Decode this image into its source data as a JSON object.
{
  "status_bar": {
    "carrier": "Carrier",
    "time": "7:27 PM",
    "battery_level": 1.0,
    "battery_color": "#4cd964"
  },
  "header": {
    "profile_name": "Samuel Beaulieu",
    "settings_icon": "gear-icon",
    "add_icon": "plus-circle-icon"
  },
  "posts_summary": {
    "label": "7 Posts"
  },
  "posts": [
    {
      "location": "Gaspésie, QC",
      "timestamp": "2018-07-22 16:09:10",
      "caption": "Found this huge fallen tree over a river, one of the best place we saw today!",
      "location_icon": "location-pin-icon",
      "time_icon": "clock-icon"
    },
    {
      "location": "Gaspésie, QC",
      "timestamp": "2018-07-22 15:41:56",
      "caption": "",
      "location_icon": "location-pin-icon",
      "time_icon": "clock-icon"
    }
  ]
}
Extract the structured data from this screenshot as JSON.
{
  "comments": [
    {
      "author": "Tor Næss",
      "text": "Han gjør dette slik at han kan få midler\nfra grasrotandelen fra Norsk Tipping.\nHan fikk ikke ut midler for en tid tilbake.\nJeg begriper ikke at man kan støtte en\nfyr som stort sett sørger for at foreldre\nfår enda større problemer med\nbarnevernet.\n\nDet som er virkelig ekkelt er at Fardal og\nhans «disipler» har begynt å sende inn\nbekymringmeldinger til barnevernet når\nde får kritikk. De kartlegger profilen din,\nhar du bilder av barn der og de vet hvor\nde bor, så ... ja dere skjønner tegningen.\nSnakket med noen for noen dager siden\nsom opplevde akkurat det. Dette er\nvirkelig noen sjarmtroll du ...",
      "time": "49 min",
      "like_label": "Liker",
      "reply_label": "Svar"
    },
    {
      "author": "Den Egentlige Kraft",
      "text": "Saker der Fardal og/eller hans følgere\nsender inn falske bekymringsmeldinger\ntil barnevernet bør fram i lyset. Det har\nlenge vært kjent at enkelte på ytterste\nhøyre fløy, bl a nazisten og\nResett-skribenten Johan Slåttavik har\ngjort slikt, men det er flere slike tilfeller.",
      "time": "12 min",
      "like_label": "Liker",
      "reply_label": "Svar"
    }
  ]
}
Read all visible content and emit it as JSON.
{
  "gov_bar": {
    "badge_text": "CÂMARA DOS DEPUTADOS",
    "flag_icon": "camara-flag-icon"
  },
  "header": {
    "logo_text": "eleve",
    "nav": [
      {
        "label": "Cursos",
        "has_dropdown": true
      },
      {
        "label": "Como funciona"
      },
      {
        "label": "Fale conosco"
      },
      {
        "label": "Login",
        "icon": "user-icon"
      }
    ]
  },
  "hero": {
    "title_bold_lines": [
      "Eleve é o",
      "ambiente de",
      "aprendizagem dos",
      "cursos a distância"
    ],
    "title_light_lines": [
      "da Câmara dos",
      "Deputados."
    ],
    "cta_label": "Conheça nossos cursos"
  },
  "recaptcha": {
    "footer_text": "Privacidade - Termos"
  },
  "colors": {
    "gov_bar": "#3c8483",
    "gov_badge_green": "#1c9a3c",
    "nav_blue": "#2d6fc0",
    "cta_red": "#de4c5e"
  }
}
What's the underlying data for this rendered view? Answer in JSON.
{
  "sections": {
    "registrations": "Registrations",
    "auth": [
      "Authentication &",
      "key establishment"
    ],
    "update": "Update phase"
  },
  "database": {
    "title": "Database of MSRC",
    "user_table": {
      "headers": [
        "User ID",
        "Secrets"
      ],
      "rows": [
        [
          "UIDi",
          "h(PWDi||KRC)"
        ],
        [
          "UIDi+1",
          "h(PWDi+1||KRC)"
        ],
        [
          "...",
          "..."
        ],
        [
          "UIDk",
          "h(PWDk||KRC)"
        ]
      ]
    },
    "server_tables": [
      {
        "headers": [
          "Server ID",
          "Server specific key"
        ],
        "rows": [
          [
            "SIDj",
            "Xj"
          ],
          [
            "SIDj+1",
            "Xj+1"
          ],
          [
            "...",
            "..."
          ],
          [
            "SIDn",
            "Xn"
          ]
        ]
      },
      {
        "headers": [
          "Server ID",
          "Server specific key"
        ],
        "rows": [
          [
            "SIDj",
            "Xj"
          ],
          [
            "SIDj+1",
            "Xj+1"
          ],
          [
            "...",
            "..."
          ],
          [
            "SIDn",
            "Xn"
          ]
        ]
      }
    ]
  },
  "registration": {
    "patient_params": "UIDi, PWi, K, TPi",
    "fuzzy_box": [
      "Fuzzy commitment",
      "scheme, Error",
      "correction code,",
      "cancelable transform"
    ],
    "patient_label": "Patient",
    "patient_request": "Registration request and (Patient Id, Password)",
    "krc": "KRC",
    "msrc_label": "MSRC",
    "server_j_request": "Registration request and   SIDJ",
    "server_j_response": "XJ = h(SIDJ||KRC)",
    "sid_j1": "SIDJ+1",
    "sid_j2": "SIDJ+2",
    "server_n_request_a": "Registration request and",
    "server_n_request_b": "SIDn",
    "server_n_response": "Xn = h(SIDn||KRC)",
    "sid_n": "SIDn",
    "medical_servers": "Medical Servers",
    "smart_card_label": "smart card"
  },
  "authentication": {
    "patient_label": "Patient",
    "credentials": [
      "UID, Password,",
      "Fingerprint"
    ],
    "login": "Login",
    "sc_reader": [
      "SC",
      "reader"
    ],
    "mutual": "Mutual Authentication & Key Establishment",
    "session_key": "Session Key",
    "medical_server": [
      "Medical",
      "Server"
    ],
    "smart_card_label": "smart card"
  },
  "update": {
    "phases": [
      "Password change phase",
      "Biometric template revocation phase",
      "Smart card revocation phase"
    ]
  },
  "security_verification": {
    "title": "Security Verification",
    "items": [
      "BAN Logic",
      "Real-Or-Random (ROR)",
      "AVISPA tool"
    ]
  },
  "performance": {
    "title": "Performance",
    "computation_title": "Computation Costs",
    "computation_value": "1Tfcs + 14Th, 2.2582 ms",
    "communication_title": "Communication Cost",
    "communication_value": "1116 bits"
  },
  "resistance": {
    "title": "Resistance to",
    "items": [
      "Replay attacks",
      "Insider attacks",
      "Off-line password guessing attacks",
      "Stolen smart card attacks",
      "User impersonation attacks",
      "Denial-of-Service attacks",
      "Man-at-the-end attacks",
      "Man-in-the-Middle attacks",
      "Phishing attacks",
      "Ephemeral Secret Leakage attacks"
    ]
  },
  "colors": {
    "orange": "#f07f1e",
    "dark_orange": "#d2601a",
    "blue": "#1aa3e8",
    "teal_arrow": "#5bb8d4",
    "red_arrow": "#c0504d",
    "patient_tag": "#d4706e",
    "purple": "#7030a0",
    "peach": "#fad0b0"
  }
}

» **Problem statement**:
Show every line above in which the word "UIDi" occurs.

» **Reply to the task**:
          "UIDi",
          "UIDi+1",
    "patient_params": "UIDi, PWi, K, TPi",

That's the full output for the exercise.